[start of Quoted passage]

# Help - Negative Equity, Arrears and trying to Negotiate with Ulster Bank



## Expat31 (5 Jun 2013)

Hello,

Some background:
Lost job in 2008 and moved to UK to get work, was out of work on and off for about a year since then.
House in Ireland was rented out for short while but mostly empty, it’s rural location with no transport links so hard to rent.
House bought 2001 for €150K
Balance as of last month €130k
Payments made via monthly direct debit since 2001 roughly €85k
Have always keep bank in loop on situation and availed of 6 months payment break, 6 months interest only, 6 months reduced payments
Twice this year asked for some kind of break (paying rent in uk and covering Ireland is just too hard, constantly borrowing from family) and was offered reduced payment from 900 to 500 and told it was in place and when direct debits came through they were for the full amount so account rejected them so I’m now in arrears which isn’t fair when they confirmed break was in place, first time was told computer glitch and second time waiting on reason.
House has been on market since 2009 with very few viewings and 1 offer received at 60K which I want to accept but bank have advised that they have to approve this and have been chasing for answer and finding it hard to get one. I’ve done the best I can to keep up repayments and keep them informed and find I’m now in arrears because of their failings.
So I’m really here looking for advice and options please:
I’m hoping they will allow me to sell at 60k (hoping buyer doesn’t walk away waiting on their response) can I negotiate with them on the balance of 70K cause sale price plus payments made total nearly 145k
If they don’t allow me what happens if I just post them the keys
Any other suggestions?

Thanks for listening


----------



## cremeegg (5 Jun 2013)

First of all if they agreed to payments of €500 a month and then put through a dd for a greater amount this is a serious error on their part, and you should make a formal complaint, outline the problems this caused you and what it cost, unpaid item fees etc and of course embarrassment/reputational damage. This is a small issue in the scheme of things but don't let it go. 

Next make a complaint that they have failed to reply to your request to sell the house at the price you have been offered. 

Complaints are taken very seriously and UB seem to have made two errors in your case.

Next if they refuse to allow you to sell you need to make a judgement on what to do next. I suggest stop making any payments and tell them that as they are unwilling to allow you to resolve the matter you are concentrating on your career/life in the UK

This is a bit extreme but I think it is a threat worth making.

[end of Quoted passage]
[start of Data section]

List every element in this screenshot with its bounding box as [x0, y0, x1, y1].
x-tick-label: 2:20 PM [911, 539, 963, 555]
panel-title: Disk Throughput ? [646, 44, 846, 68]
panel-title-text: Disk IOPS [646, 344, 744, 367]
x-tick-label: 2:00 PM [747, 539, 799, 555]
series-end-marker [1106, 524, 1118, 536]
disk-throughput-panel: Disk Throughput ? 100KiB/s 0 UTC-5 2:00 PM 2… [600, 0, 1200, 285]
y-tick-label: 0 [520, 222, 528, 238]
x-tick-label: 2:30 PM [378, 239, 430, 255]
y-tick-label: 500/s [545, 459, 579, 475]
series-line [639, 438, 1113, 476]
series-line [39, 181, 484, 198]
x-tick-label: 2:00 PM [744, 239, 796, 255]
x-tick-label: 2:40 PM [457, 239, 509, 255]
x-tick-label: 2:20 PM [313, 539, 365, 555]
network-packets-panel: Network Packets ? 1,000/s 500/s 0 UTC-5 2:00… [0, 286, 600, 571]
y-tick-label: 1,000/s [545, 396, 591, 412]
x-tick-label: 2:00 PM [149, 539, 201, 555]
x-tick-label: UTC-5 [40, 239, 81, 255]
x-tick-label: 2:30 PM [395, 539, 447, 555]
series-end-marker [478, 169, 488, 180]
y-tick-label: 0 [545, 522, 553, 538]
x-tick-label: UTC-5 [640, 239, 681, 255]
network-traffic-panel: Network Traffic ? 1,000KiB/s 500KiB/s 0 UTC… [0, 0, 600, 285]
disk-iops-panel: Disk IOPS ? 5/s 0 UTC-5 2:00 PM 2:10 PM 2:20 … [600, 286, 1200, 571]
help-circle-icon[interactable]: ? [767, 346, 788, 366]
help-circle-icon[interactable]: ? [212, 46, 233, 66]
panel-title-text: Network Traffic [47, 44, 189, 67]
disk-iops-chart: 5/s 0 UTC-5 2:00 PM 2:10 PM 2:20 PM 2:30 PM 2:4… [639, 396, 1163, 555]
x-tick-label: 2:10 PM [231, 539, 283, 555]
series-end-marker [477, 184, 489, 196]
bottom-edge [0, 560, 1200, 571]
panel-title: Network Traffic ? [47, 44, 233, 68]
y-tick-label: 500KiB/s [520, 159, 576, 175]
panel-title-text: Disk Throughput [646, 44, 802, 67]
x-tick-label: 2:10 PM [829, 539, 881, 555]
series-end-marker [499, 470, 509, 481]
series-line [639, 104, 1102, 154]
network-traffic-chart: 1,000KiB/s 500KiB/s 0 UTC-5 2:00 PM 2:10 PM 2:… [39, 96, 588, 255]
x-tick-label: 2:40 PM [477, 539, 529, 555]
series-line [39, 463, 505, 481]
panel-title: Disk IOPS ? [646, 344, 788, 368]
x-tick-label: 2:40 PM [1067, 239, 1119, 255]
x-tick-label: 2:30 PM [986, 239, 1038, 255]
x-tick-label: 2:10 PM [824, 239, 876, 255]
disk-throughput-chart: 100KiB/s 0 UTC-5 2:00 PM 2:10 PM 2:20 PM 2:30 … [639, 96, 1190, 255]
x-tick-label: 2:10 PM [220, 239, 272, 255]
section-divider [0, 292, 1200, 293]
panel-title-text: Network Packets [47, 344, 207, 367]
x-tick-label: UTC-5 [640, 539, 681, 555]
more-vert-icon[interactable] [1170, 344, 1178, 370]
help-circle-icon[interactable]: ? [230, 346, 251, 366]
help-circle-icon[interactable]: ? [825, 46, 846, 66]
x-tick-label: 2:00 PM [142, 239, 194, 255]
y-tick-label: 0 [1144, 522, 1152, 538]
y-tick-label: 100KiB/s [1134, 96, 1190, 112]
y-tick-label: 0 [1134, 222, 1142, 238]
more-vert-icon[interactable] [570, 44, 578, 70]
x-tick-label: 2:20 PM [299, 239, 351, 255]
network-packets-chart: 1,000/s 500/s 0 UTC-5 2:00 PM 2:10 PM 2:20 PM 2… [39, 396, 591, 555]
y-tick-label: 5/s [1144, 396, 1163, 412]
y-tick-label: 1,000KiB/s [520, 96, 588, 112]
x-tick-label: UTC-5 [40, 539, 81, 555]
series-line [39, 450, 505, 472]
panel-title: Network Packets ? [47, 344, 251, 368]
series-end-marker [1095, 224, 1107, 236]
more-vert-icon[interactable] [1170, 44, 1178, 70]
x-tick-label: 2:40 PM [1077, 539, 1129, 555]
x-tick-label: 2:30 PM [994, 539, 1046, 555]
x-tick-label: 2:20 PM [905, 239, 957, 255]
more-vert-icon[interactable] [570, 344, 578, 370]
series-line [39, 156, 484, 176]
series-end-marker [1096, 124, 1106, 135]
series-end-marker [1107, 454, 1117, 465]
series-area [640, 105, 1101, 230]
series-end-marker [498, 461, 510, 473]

[end of Data section]

__Instruction 1__
Can you rewrite the paragraph in the thread that begins "First of all if they agreed" more briefly, keeping its main facts?
__Instruction 2__
Will you repeat the part of the thread that begins at the words "House bought 2001" and stops after "waiting on reason."?
__Instruction 3__
In the thread, what was the amount of the one offer received on the house?

__Task response 1__
If the bank agreed to €500 monthly payments but then put through a direct debit for more, that is a serious error on its part. Make a formal complaint that sets out the problems this caused and what it cost, such as unpaid item fees and embarrassment or reputational damage. It is a small issue overall, but don't let it go.

__Task response 2__
House bought 2001 for €150K
Balance as of last month €130k
Payments made via monthly direct debit since 2001 roughly €85k
Have always keep bank in loop on situation and availed of 6 months payment break, 6 months interest only, 6 months reduced payments
Twice this year asked for some kind of break (paying rent in uk and covering Ireland is just too hard, constantly borrowing from family) and was offered reduced payment from 900 to 500 and told it was in place and when direct debits came through they were for the full amount so account rejected them so I’m now in arrears which isn’t fair when they confirmed break was in place, first time was told computer glitch and second time waiting on reason.

__Task response 3__
60K.